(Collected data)

* Start *

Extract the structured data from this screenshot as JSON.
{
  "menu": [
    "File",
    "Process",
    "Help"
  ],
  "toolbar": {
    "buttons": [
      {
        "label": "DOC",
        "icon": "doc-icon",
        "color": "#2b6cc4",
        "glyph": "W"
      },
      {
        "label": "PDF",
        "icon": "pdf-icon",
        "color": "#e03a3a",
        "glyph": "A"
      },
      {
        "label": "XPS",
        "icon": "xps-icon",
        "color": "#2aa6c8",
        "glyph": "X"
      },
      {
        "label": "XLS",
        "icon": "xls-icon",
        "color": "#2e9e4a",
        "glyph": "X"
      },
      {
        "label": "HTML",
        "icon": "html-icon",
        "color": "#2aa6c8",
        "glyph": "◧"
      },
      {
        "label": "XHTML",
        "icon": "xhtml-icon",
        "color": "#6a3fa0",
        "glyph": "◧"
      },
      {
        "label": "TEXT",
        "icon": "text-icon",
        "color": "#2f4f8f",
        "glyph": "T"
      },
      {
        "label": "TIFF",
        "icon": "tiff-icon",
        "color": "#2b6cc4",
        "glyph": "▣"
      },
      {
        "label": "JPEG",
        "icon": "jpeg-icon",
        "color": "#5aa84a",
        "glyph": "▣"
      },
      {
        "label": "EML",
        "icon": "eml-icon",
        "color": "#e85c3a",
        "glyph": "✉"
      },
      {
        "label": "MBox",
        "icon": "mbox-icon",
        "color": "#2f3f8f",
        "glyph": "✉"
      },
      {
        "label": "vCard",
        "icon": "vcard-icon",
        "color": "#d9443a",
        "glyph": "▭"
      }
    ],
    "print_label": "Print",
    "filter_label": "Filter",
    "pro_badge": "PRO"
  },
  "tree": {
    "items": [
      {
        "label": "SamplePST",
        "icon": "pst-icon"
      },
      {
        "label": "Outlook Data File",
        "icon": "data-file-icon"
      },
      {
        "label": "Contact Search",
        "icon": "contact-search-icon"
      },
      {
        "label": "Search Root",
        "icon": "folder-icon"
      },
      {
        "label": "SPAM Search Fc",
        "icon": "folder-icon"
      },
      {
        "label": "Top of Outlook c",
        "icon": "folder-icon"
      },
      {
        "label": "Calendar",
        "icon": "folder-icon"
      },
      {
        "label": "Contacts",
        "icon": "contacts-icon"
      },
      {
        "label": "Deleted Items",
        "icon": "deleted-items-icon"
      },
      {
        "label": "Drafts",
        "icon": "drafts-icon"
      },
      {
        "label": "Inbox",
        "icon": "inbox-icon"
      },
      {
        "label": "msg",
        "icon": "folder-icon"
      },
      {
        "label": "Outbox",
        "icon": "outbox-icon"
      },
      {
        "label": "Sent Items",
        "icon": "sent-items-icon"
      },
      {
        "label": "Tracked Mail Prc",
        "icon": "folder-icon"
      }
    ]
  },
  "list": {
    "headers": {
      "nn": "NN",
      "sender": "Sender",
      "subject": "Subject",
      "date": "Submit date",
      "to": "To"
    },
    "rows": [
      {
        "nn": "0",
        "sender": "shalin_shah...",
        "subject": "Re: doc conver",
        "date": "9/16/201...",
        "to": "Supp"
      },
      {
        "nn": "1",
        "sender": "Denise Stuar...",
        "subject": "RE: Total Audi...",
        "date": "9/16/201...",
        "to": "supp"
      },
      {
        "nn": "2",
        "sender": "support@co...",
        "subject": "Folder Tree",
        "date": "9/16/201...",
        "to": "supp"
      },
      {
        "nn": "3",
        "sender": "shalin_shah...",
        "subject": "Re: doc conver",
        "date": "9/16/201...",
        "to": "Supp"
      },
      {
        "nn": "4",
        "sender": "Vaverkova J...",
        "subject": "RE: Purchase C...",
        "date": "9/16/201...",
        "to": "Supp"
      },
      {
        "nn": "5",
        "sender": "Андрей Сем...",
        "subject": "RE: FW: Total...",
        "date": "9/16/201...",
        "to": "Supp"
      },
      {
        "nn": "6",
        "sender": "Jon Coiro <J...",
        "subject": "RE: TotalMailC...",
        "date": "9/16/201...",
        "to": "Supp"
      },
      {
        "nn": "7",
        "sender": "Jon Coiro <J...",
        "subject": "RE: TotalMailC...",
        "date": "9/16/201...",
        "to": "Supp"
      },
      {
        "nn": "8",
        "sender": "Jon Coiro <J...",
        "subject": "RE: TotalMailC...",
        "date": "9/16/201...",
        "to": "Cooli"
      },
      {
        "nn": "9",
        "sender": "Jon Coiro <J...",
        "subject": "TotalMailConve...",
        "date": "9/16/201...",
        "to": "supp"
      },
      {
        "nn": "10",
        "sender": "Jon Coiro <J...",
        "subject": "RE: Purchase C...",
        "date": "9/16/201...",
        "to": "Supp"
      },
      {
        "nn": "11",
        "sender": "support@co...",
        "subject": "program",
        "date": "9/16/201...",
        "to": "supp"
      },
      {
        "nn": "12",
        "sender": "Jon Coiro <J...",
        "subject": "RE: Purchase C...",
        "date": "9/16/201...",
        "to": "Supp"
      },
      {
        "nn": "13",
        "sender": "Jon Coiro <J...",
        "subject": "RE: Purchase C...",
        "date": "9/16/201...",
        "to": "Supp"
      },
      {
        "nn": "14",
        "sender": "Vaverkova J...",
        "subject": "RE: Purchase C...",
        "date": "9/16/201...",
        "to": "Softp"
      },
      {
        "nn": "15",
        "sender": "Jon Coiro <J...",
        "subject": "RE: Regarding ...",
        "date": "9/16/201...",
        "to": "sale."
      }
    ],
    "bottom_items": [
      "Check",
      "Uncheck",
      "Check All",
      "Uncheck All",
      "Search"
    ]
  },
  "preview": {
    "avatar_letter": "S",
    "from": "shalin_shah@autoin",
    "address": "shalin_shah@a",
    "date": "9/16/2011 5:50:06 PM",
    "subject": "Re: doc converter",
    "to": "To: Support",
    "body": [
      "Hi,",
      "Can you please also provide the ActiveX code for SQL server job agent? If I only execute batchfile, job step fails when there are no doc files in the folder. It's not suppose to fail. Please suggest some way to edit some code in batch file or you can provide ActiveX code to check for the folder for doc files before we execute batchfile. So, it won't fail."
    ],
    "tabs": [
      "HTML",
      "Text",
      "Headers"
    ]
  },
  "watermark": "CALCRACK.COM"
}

* End *

▶ [What this task involves] The entries above must be returned exactly.

▶ [Reply]
Extract the structured data from this screenshot as JSON.
{
  "menu": [
    "File",
    "Process",
    "Help"
  ],
  "toolbar": {
    "buttons": [
      {
        "label": "DOC",
        "icon": "doc-icon",
        "color": "#2b6cc4",
        "glyph": "W"
      },
      {
        "label": "PDF",
        "icon": "pdf-icon",
        "color": "#e03a3a",
        "glyph": "A"
      },
      {
        "label": "XPS",
        "icon": "xps-icon",
        "color": "#2aa6c8",
        "glyph": "X"
      },
      {
        "label": "XLS",
        "icon": "xls-icon",
        "color": "#2e9e4a",
        "glyph": "X"
      },
      {
        "label": "HTML",
        "icon": "html-icon",
        "color": "#2aa6c8",
        "glyph": "◧"
      },
      {
        "label": "XHTML",
        "icon": "xhtml-icon",
        "color": "#6a3fa0",
        "glyph": "◧"
      },
      {
        "label": "TEXT",
        "icon": "text-icon",
        "color": "#2f4f8f",
        "glyph": "T"
      },
      {
        "label": "TIFF",
        "icon": "tiff-icon",
        "color": "#2b6cc4",
        "glyph": "▣"
      },
      {
        "label": "JPEG",
        "icon": "jpeg-icon",
        "color": "#5aa84a",
        "glyph": "▣"
      },
      {
        "label": "EML",
        "icon": "eml-icon",
        "color": "#e85c3a",
        "glyph": "✉"
      },
      {
        "label": "MBox",
        "icon": "mbox-icon",
        "color": "#2f3f8f",
        "glyph": "✉"
      },
      {
        "label": "vCard",
        "icon": "vcard-icon",
        "color": "#d9443a",
        "glyph": "▭"
      }
    ],
    "print_label": "Print",
    "filter_label": "Filter",
    "pro_badge": "PRO"
  },
  "tree": {
    "items": [
      {
        "label": "SamplePST",
        "icon": "pst-icon"
      },
      {
        "label": "Outlook Data File",
        "icon": "data-file-icon"
      },
      {
        "label": "Contact Search",
        "icon": "contact-search-icon"
      },
      {
        "label": "Search Root",
        "icon": "folder-icon"
      },
      {
        "label": "SPAM Search Fc",
        "icon": "folder-icon"
      },
      {
        "label": "Top of Outlook c",
        "icon": "folder-icon"
      },
      {
        "label": "Calendar",
        "icon": "folder-icon"
      },
      {
        "label": "Contacts",
        "icon": "contacts-icon"
      },
      {
        "label": "Deleted Items",
        "icon": "deleted-items-icon"
      },
      {
        "label": "Drafts",
        "icon": "drafts-icon"
      },
      {
        "label": "Inbox",
        "icon": "inbox-icon"
      },
      {
        "label": "msg",
        "icon": "folder-icon"
      },
      {
        "label": "Outbox",
        "icon": "outbox-icon"
      },
      {
        "label": "Sent Items",
        "icon": "sent-items-icon"
      },
      {
        "label": "Tracked Mail Prc",
        "icon": "folder-icon"
      }
    ]
  },
  "list": {
    "headers": {
      "nn": "NN",
      "sender": "Sender",
      "subject": "Subject",
      "date": "Submit date",
      "to": "To"
    },
    "rows": [
      {
        "nn": "0",
        "sender": "shalin_shah...",
        "subject": "Re: doc conver",
        "date": "9/16/201...",
        "to": "Supp"
      },
      {
        "nn": "1",
        "sender": "Denise Stuar...",
        "subject": "RE: Total Audi...",
        "date": "9/16/201...",
        "to": "supp"
      },
      {
        "nn": "2",
        "sender": "support@co...",
        "subject": "Folder Tree",
        "date": "9/16/201...",
        "to": "supp"
      },
      {
        "nn": "3",
        "sender": "shalin_shah...",
        "subject": "Re: doc conver",
        "date": "9/16/201...",
        "to": "Supp"
      },
      {
        "nn": "4",
        "sender": "Vaverkova J...",
        "subject": "RE: Purchase C...",
        "date": "9/16/201...",
        "to": "Supp"
      },
      {
        "nn": "5",
        "sender": "Андрей Сем...",
        "subject": "RE: FW: Total...",
        "date": "9/16/201...",
        "to": "Supp"
      },
      {
        "nn": "6",
        "sender": "Jon Coiro <J...",
        "subject": "RE: TotalMailC...",
        "date": "9/16/201...",
        "to": "Supp"
      },
      {
        "nn": "7",
        "sender": "Jon Coiro <J...",
        "subject": "RE: TotalMailC...",
        "date": "9/16/201...",
        "to": "Supp"
      },
      {
        "nn": "8",
        "sender": "Jon Coiro <J...",
        "subject": "RE: TotalMailC...",
        "date": "9/16/201...",
        "to": "Cooli"
      },
      {
        "nn": "9",
        "sender": "Jon Coiro <J...",
        "subject": "TotalMailConve...",
        "date": "9/16/201...",
        "to": "supp"
      },
      {
        "nn": "10",
        "sender": "Jon Coiro <J...",
        "subject": "RE: Purchase C...",
        "date": "9/16/201...",
        "to": "Supp"
      },
      {
        "nn": "11",
        "sender": "support@co...",
        "subject": "program",
        "date": "9/16/201...",
        "to": "supp"
      },
      {
        "nn": "12",
        "sender": "Jon Coiro <J...",
        "subject": "RE: Purchase C...",
        "date": "9/16/201...",
        "to": "Supp"
      },
      {
        "nn": "13",
        "sender": "Jon Coiro <J...",
        "subject": "RE: Purchase C...",
        "date": "9/16/201...",
        "to": "Supp"
      },
      {
        "nn": "14",
        "sender": "Vaverkova J...",
        "subject": "RE: Purchase C...",
        "date": "9/16/201...",
        "to": "Softp"
      },
      {
        "nn": "15",
        "sender": "Jon Coiro <J...",
        "subject": "RE: Regarding ...",
        "date": "9/16/201...",
        "to": "sale."
      }
    ],
    "bottom_items": [
      "Check",
      "Uncheck",
      "Check All",
      "Uncheck All",
      "Search"
    ]
  },
  "preview": {
    "avatar_letter": "S",
    "from": "shalin_shah@autoin",
    "address": "shalin_shah@a",
    "date": "9/16/2011 5:50:06 PM",
    "subject": "Re: doc converter",
    "to": "To: Support",
    "body": [
      "Hi,",
      "Can you please also provide the ActiveX code for SQL server job agent? If I only execute batchfile, job step fails when there are no doc files in the folder. It's not suppose to fail. Please suggest some way to edit some code in batch file or you can provide ActiveX code to check for the folder for doc files before we execute batchfile. So, it won't fail."
    ],
    "tabs": [
      "HTML",
      "Text",
      "Headers"
    ]
  },
  "watermark": "CALCRACK.COM"
}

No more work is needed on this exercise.